- _Task objective_
Below are some records; work out how many of their lines contain "bolt" and give the number only.

- _Supplied material_
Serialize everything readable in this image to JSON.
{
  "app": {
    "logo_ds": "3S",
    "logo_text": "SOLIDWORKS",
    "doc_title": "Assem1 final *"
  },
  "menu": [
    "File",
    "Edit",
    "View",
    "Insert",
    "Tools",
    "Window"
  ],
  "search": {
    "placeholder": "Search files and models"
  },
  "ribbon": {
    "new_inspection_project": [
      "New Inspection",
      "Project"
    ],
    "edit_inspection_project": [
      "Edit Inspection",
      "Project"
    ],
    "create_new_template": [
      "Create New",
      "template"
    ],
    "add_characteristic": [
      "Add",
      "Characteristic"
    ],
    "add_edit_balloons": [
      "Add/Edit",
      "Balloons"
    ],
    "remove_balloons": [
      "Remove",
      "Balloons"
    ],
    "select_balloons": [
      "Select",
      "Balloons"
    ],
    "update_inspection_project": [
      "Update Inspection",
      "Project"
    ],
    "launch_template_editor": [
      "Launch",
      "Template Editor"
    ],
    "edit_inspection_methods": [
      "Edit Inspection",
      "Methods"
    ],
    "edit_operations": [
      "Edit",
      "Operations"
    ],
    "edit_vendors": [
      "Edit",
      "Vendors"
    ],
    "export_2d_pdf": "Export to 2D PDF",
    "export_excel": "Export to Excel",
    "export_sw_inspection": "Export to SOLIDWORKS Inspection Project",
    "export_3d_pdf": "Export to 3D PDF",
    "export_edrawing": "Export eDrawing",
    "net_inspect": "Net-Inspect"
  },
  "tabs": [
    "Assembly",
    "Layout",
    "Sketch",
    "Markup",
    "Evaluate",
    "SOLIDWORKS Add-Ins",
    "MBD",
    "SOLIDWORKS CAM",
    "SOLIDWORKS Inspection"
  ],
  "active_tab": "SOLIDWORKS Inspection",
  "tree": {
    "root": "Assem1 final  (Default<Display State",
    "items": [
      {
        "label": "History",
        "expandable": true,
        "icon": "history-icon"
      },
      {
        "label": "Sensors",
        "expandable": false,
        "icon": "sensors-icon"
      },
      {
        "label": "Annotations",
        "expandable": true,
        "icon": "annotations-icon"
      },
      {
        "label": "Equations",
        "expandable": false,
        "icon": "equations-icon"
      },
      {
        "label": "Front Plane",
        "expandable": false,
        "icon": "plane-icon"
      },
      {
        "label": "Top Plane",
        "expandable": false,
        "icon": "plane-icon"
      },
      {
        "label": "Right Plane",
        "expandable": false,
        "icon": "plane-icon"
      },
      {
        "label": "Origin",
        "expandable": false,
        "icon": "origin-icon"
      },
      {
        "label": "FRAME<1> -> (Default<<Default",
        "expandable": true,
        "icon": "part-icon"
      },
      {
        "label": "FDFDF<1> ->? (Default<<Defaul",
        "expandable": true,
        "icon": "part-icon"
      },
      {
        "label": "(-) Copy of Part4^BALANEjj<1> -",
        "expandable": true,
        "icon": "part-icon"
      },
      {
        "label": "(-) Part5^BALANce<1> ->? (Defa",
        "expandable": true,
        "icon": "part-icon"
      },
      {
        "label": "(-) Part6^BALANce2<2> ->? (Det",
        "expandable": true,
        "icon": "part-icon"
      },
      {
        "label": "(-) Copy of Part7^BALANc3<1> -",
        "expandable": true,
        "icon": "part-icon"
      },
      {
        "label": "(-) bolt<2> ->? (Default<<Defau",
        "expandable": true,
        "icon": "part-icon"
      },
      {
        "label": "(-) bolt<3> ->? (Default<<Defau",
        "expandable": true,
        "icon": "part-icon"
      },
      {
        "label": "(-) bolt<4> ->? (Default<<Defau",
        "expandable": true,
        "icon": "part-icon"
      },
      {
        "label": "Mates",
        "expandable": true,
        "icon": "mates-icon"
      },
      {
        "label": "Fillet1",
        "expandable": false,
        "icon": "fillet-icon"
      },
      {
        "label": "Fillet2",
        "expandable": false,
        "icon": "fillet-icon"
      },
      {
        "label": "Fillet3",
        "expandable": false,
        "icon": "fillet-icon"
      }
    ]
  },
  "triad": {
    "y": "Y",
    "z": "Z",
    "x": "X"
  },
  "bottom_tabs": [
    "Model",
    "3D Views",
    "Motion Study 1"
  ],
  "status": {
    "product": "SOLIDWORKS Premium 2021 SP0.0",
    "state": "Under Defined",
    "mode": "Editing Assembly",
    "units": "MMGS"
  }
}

- _Reply_
3